→ **Exercise goal**
Give the number of lines in the listing below that include the word "this", with nothing more.

→ **Extracted information**

□ □ □ □ □ □ □

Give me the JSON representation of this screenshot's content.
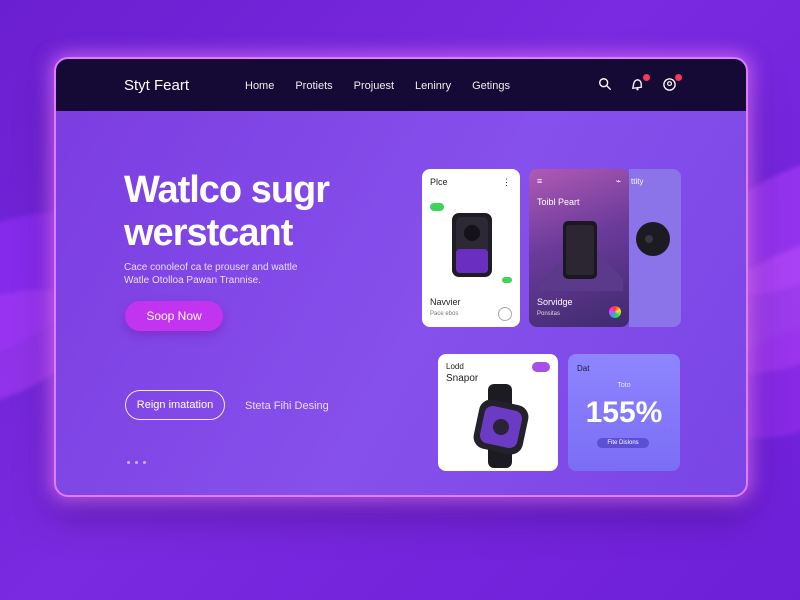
{
  "nav": {
    "brand": "Styt Feart",
    "items": [
      "Home",
      "Protiets",
      "Projuest",
      "Leninry",
      "Getings"
    ],
    "icons": [
      "search-icon",
      "bell-icon",
      "user-icon"
    ]
  },
  "hero": {
    "title_line1": "Watlco sugr",
    "title_line2": "werstcant",
    "subtitle_line1": "Cace conoleof ca te prouser and wattle",
    "subtitle_line2": "Watle Otolloa Pawan Trannise.",
    "primary_button": "Soop Now",
    "outline_button": "Reign imatation",
    "secondary_link": "Steta Fihi Desing"
  },
  "cards": {
    "card1": {
      "title": "Plce",
      "name": "Navvier",
      "sub": "Pace ebos"
    },
    "card2": {
      "title": "Toibl Peart",
      "name": "Sorvidge",
      "sub": "Ponsitas"
    },
    "card3": {
      "title": "ttity"
    },
    "card4": {
      "title_line1": "Lodd",
      "title_line2": "Snapor"
    },
    "card5": {
      "title": "Dat",
      "label": "Toto",
      "value": "155%",
      "button": "Fite Dislons"
    }
  },
  "colors": {
    "background": "#6a1fd0",
    "nav": "#150a35",
    "accent": "#c234f0",
    "glow": "#e07cff"
  }
}
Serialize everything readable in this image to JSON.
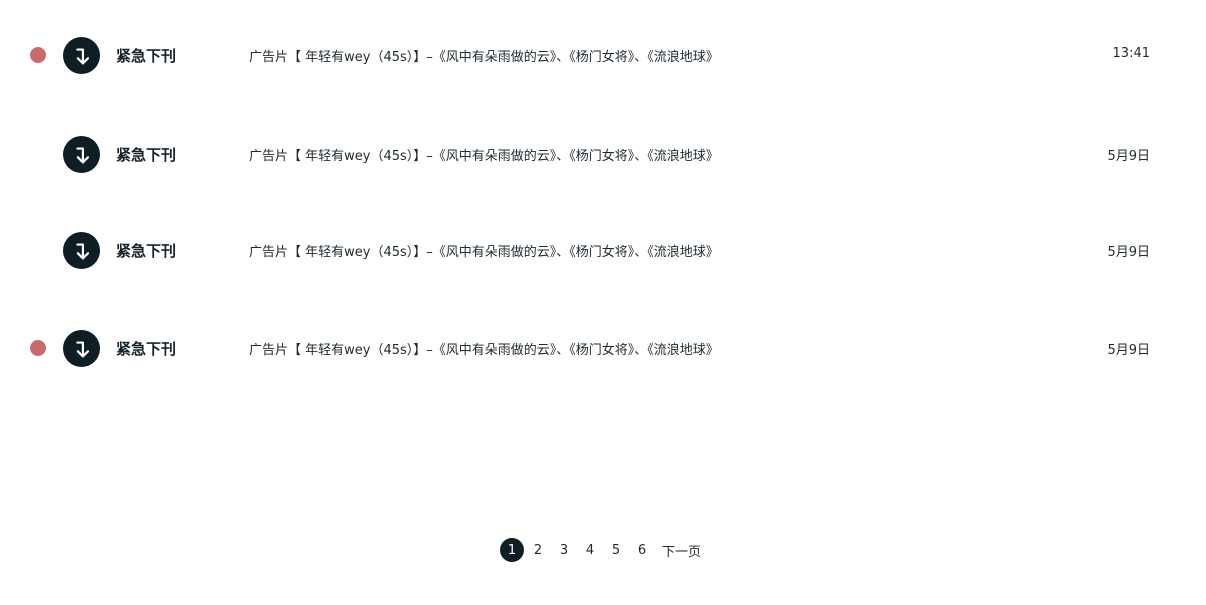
{
  "colors": {
    "unread_dot": "#c96a6d",
    "avatar_bg": "#0f1d24",
    "active_page_bg": "#0f1d24",
    "text": "#1f2a30"
  },
  "notifications": [
    {
      "unread": true,
      "icon": "arrow-down-return-icon",
      "category": "紧急下刊",
      "message": "广告片【 年轻有wey（45s）】–《风中有朵雨做的云》、《杨门女将》、《流浪地球》",
      "time": "13:41"
    },
    {
      "unread": false,
      "icon": "arrow-down-return-icon",
      "category": "紧急下刊",
      "message": "广告片【 年轻有wey（45s）】–《风中有朵雨做的云》、《杨门女将》、《流浪地球》",
      "time": "5月9日"
    },
    {
      "unread": false,
      "icon": "arrow-down-return-icon",
      "category": "紧急下刊",
      "message": "广告片【 年轻有wey（45s）】–《风中有朵雨做的云》、《杨门女将》、《流浪地球》",
      "time": "5月9日"
    },
    {
      "unread": true,
      "icon": "arrow-down-return-icon",
      "category": "紧急下刊",
      "message": "广告片【 年轻有wey（45s）】–《风中有朵雨做的云》、《杨门女将》、《流浪地球》",
      "time": "5月9日"
    }
  ],
  "pagination": {
    "pages": [
      "1",
      "2",
      "3",
      "4",
      "5",
      "6"
    ],
    "current": "1",
    "next_label": "下一页"
  }
}
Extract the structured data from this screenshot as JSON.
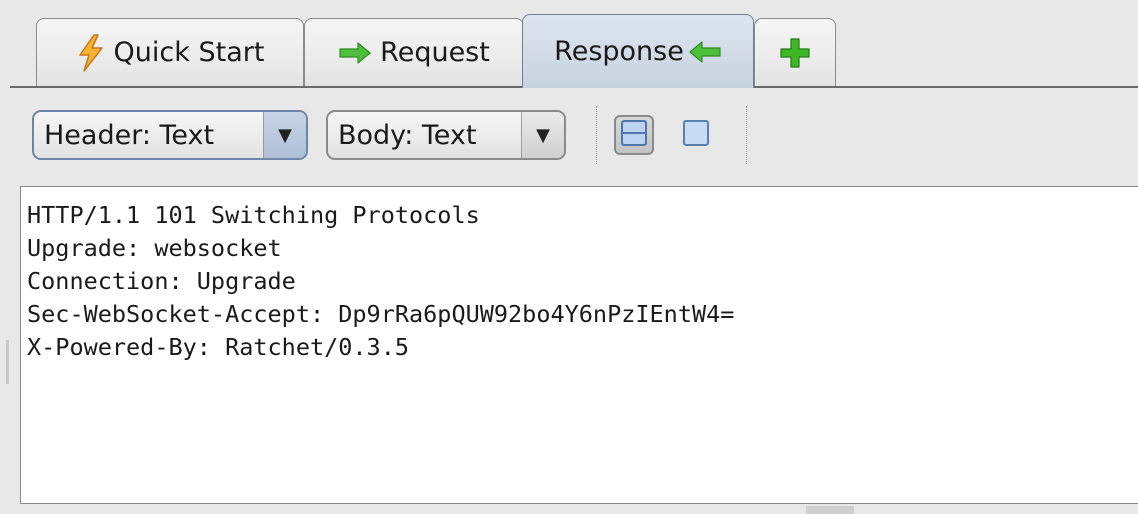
{
  "tabs": [
    {
      "label": "Quick Start",
      "icon": "lightning-bolt-icon"
    },
    {
      "label": "Request",
      "icon": "arrow-right-icon"
    },
    {
      "label": "Response",
      "icon": "arrow-left-icon",
      "active": true
    },
    {
      "label": "",
      "icon": "plus-icon"
    }
  ],
  "toolbar": {
    "header_select": {
      "value": "Header: Text"
    },
    "body_select": {
      "value": "Body: Text"
    },
    "layout_buttons": [
      "split-view-icon",
      "single-view-icon"
    ]
  },
  "response": {
    "lines": [
      "HTTP/1.1 101 Switching Protocols",
      "Upgrade: websocket",
      "Connection: Upgrade",
      "Sec-WebSocket-Accept: Dp9rRa6pQUW92bo4Y6nPzIEntW4=",
      "X-Powered-By: Ratchet/0.3.5"
    ]
  },
  "colors": {
    "active_tab": "#c8d3e0",
    "arrow_green": "#3fae2a",
    "bolt_orange": "#f0a020",
    "plus_green": "#3cb825"
  }
}
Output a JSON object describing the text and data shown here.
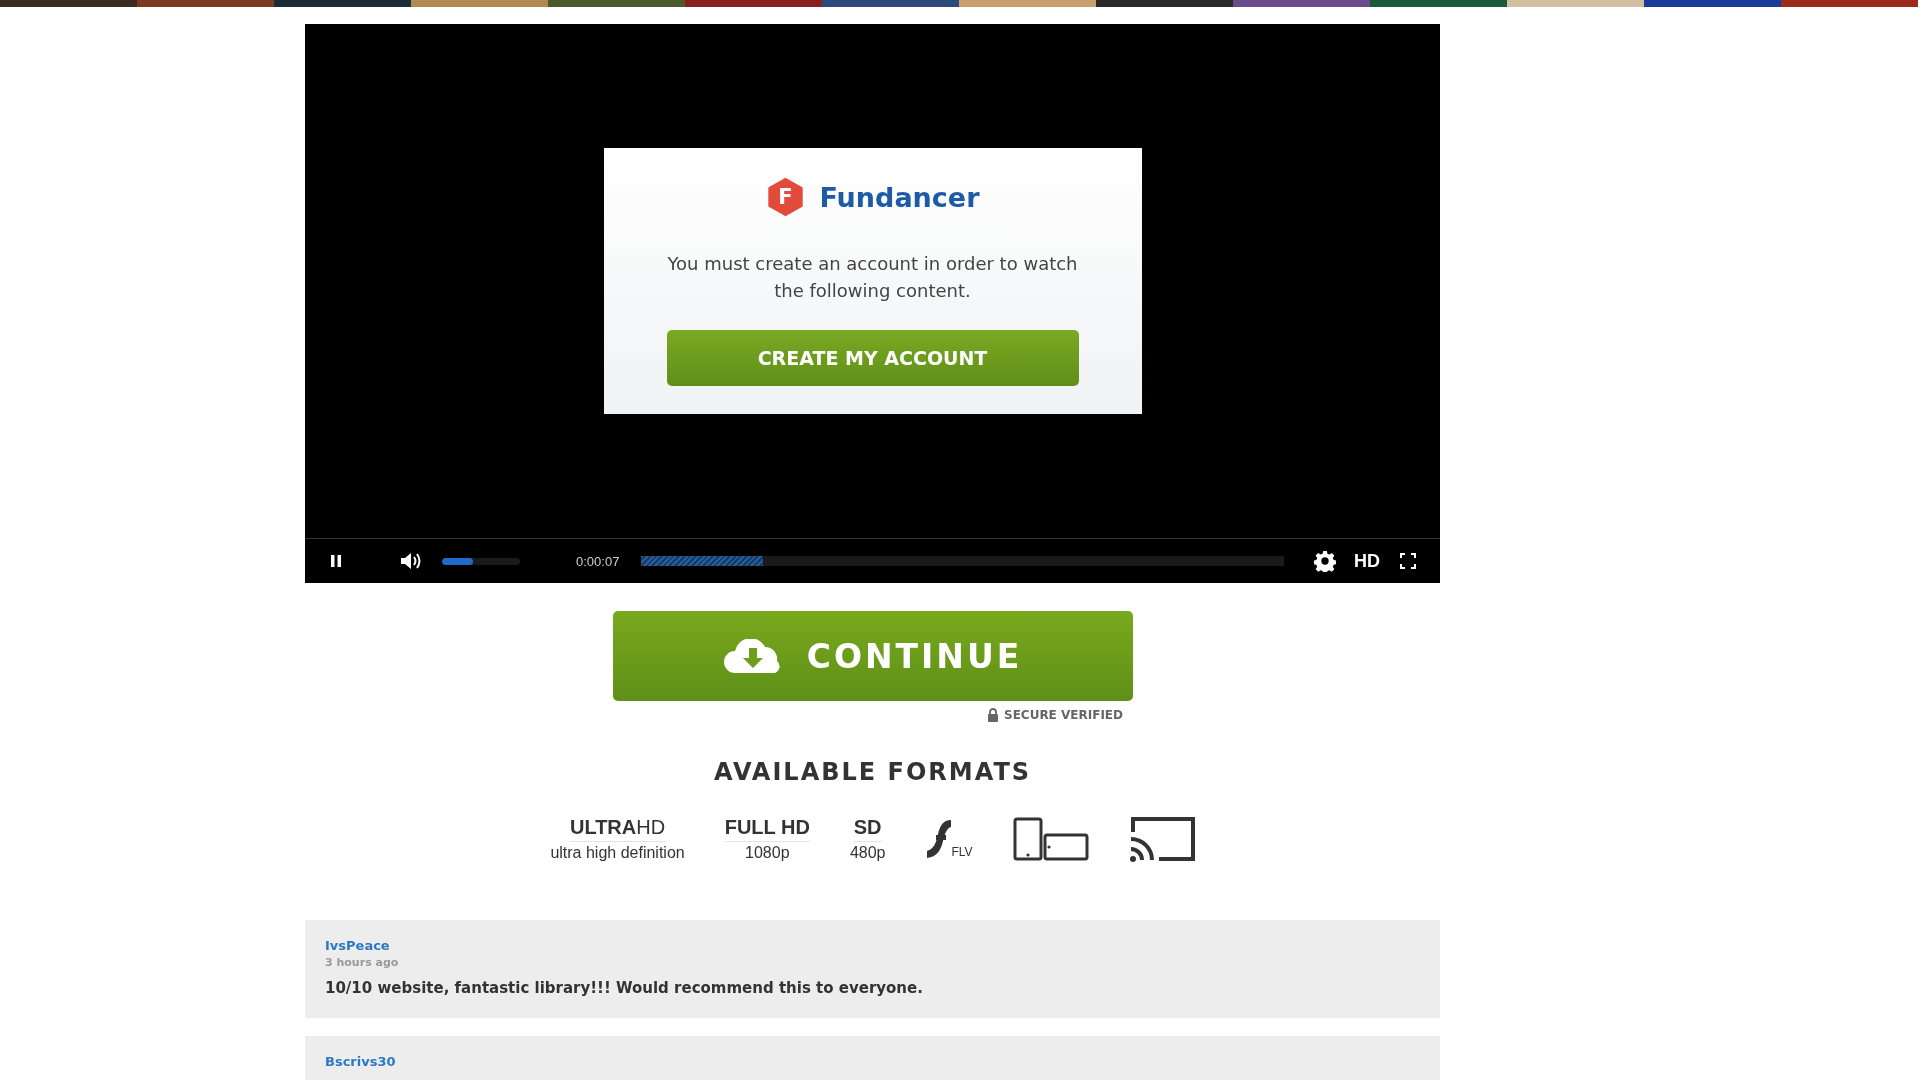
{
  "player": {
    "playing": true,
    "volume": {
      "level": 0.4
    },
    "time": "0:00:07",
    "progress": {
      "level": 0.19
    },
    "quality": "HD"
  },
  "modal": {
    "logo_letter": "F",
    "brand": "Fundancer",
    "message": "You must create an account in order to watch the following content.",
    "button": "CREATE MY ACCOUNT"
  },
  "continue_button": "CONTINUE",
  "secure_note": "SECURE VERIFIED",
  "formats": {
    "title": "AVAILABLE FORMATS",
    "items": [
      {
        "kind": "text",
        "name": "**ULTRA**HD",
        "detail": "ultra high definition"
      },
      {
        "kind": "text",
        "name": "FULL HD",
        "detail": "1080p"
      },
      {
        "kind": "text",
        "name": "SD",
        "detail": "480p"
      },
      {
        "kind": "flash",
        "name": "FLV"
      },
      {
        "kind": "devices"
      },
      {
        "kind": "cast"
      }
    ]
  },
  "comments": [
    {
      "author": "IvsPeace",
      "time": "3 hours ago",
      "text": "10/10 website, fantastic library!!! Would recommend this to everyone."
    },
    {
      "author": "Bscrivs30"
    }
  ]
}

□ □ □ □ □ □ □

→ **Complete output**
4